(Collected data entries)
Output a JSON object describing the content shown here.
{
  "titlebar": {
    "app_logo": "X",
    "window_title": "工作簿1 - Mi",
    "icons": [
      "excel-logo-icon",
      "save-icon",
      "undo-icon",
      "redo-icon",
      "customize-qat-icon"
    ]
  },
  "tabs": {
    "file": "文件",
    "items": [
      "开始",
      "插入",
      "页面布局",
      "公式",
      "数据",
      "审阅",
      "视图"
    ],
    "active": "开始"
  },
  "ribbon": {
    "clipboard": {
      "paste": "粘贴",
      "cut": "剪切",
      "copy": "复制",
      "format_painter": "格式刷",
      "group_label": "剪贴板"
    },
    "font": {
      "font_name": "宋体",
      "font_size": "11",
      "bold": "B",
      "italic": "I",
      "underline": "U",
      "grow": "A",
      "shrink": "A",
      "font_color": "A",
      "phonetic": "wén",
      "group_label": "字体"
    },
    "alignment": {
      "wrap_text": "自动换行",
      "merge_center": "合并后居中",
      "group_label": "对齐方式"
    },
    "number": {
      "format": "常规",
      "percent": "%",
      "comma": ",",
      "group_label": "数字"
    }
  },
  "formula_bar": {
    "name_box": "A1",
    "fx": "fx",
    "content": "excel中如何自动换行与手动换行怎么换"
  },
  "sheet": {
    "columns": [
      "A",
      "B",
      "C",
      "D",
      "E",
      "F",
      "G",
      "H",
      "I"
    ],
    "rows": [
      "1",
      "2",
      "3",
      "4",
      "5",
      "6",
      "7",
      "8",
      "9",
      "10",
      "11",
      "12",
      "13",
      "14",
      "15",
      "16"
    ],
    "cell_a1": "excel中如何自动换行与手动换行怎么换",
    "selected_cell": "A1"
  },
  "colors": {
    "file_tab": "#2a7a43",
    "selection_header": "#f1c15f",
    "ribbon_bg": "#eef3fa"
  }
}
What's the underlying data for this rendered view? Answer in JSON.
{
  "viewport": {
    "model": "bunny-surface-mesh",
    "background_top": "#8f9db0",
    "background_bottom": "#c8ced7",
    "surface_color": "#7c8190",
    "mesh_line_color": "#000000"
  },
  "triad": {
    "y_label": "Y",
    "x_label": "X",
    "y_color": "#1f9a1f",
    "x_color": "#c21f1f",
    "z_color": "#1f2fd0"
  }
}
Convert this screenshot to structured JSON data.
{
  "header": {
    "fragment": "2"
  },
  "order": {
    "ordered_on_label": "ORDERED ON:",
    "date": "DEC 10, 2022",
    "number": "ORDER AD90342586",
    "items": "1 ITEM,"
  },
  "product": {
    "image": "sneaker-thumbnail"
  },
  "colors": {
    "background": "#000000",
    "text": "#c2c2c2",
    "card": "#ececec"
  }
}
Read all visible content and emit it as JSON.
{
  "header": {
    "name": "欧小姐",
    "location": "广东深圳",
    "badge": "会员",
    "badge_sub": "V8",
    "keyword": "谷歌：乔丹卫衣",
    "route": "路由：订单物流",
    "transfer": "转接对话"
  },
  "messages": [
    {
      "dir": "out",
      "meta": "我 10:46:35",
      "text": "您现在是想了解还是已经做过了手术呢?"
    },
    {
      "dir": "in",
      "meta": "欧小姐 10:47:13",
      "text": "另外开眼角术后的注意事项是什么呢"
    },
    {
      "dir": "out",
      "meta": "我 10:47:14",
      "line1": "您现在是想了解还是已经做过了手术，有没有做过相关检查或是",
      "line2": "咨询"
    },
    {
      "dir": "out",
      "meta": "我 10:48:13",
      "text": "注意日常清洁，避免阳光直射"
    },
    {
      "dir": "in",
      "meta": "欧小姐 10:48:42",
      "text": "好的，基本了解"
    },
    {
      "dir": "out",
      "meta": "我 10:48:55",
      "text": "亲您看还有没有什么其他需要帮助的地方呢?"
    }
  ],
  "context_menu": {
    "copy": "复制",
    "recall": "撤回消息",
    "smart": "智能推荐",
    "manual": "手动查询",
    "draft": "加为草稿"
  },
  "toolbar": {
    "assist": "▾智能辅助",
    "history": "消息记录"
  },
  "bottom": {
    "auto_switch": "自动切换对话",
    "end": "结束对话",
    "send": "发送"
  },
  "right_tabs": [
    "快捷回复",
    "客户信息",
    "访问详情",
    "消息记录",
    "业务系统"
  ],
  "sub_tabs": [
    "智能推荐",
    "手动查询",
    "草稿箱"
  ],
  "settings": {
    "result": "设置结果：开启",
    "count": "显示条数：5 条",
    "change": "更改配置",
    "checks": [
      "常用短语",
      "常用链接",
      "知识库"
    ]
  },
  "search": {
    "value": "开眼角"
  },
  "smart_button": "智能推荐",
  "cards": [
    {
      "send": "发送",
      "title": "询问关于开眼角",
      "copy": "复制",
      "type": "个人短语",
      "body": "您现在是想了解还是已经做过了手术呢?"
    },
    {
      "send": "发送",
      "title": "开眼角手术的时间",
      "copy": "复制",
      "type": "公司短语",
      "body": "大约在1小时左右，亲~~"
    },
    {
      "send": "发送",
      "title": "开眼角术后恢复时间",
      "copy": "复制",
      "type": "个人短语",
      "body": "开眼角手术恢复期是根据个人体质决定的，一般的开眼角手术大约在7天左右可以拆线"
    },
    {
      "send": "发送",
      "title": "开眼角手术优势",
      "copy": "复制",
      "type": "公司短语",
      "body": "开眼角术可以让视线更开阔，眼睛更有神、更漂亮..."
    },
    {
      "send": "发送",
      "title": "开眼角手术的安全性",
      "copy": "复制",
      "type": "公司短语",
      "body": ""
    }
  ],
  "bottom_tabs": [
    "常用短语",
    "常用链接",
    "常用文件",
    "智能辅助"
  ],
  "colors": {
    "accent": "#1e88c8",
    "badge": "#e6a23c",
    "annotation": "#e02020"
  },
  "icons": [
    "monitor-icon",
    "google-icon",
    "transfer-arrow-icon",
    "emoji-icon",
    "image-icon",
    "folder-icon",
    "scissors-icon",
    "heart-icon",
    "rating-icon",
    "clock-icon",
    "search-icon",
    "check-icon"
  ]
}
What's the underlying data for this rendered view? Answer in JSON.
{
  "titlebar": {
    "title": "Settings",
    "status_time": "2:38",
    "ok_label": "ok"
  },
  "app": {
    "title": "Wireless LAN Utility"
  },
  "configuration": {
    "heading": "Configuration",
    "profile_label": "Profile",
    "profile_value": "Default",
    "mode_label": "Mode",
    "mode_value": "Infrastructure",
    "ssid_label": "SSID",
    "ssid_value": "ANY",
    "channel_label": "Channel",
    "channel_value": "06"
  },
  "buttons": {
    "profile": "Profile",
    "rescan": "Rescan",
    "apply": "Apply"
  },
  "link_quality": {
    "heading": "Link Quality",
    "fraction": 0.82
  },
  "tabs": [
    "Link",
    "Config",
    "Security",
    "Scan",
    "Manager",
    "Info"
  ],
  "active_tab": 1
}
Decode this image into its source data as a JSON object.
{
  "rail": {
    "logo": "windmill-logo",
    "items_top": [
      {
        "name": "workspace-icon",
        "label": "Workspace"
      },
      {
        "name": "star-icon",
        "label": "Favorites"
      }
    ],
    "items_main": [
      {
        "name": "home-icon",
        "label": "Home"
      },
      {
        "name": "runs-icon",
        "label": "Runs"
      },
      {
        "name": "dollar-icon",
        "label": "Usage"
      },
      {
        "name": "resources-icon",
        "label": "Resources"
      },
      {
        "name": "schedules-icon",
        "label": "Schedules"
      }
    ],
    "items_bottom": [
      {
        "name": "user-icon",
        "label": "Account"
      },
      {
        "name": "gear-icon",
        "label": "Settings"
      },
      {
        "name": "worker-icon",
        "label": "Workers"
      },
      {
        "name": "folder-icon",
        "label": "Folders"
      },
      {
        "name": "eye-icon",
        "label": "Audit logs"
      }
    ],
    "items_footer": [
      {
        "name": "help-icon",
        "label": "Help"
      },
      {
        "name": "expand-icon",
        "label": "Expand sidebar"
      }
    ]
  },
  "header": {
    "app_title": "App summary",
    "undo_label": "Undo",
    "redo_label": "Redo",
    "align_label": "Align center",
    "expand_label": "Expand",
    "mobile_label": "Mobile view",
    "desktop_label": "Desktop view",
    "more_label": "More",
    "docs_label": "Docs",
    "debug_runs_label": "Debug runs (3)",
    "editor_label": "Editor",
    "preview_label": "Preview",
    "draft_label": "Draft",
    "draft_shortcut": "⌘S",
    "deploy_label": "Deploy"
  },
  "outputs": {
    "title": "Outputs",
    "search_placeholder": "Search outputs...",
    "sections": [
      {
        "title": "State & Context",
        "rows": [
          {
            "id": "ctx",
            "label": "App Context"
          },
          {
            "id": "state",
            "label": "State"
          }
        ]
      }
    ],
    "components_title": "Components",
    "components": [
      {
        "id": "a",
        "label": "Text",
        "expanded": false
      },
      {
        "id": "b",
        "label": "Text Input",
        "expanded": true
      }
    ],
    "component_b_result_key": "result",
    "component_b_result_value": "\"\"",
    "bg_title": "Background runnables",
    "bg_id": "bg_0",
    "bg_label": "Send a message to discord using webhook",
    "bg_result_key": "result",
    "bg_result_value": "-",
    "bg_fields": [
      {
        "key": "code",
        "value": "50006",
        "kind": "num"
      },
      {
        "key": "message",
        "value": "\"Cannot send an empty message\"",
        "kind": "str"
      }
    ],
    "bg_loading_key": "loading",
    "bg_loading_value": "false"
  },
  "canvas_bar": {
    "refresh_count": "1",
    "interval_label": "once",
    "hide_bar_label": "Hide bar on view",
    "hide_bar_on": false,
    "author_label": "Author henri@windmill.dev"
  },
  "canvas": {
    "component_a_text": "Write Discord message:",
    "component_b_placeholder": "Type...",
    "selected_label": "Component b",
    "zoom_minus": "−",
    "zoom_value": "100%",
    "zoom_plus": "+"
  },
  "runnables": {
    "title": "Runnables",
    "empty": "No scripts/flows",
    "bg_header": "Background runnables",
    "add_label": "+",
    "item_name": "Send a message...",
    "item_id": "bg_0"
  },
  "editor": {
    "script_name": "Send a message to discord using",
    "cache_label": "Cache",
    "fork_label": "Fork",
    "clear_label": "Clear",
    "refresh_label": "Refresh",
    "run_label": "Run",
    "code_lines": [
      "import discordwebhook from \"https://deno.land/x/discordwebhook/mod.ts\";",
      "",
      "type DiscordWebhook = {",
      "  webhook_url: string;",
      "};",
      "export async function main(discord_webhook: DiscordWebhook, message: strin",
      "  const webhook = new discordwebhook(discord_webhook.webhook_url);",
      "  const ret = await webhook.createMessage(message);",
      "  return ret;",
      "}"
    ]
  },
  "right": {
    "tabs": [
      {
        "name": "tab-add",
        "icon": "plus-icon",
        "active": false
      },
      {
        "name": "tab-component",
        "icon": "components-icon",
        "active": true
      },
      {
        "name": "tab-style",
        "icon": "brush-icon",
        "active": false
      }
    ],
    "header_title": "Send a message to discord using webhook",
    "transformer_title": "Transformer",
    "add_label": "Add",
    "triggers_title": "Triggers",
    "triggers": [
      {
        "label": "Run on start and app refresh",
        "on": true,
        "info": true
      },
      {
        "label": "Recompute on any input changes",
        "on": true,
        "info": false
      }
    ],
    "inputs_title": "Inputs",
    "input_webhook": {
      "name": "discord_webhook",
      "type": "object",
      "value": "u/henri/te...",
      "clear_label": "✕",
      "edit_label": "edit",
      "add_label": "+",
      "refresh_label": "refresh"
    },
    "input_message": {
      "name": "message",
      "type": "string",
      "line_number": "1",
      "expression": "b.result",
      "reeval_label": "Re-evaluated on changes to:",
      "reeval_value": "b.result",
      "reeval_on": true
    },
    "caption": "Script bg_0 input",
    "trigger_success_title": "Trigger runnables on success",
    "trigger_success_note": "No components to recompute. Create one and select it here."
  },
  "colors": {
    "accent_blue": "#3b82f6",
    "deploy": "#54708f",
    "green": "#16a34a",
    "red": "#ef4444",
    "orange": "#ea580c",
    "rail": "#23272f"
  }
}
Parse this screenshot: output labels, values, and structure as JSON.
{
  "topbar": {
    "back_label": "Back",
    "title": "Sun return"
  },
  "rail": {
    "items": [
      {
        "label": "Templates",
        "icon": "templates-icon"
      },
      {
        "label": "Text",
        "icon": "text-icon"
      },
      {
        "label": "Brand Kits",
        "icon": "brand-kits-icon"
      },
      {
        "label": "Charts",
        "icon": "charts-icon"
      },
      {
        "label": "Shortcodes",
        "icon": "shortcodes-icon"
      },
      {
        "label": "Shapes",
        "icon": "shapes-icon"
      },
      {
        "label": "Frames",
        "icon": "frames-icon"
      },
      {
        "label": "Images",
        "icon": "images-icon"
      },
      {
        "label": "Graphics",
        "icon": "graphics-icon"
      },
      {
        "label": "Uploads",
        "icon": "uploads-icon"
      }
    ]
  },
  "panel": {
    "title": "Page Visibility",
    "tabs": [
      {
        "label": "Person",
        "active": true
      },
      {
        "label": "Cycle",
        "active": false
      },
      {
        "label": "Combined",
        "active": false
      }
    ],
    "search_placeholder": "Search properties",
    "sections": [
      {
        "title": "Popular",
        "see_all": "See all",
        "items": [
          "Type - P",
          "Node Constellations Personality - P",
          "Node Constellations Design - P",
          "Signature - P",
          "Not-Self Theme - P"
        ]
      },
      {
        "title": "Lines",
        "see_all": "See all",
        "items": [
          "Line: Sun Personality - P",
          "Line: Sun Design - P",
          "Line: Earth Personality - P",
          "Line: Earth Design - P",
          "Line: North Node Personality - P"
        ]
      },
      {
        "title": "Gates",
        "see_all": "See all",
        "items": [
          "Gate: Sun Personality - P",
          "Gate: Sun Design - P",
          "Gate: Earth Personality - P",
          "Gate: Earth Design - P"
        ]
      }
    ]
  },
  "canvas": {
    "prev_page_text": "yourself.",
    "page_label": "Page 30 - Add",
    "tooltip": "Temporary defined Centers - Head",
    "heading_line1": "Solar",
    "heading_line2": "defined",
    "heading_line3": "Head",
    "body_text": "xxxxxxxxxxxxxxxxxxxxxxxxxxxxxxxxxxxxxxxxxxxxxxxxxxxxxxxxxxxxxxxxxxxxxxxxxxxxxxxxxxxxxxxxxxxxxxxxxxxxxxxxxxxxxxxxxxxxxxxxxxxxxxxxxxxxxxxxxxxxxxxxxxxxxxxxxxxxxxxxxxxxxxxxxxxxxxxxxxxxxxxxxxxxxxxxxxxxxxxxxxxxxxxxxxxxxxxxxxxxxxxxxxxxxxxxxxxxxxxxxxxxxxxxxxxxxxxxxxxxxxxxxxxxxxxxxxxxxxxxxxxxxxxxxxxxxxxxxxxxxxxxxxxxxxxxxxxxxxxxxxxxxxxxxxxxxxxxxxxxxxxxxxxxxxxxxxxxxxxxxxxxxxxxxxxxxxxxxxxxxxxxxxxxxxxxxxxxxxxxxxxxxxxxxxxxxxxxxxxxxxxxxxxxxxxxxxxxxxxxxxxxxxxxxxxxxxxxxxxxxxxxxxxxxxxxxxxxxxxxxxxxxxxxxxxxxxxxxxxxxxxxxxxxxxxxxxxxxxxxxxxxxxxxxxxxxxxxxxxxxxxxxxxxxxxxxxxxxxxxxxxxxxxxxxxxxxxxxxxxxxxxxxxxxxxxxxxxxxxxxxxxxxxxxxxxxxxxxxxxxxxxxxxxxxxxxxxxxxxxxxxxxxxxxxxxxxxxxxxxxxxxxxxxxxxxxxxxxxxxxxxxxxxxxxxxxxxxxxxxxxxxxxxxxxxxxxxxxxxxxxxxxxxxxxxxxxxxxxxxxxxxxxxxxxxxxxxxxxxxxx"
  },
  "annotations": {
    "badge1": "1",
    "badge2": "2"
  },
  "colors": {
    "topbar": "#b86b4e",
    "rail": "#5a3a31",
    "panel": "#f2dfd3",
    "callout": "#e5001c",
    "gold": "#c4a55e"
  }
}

## Problem
Search the lines above for the string "Constellations" and copy each line that has it.

## Answer for the task
          "Node Constellations Personality - P",
          "Node Constellations Design - P",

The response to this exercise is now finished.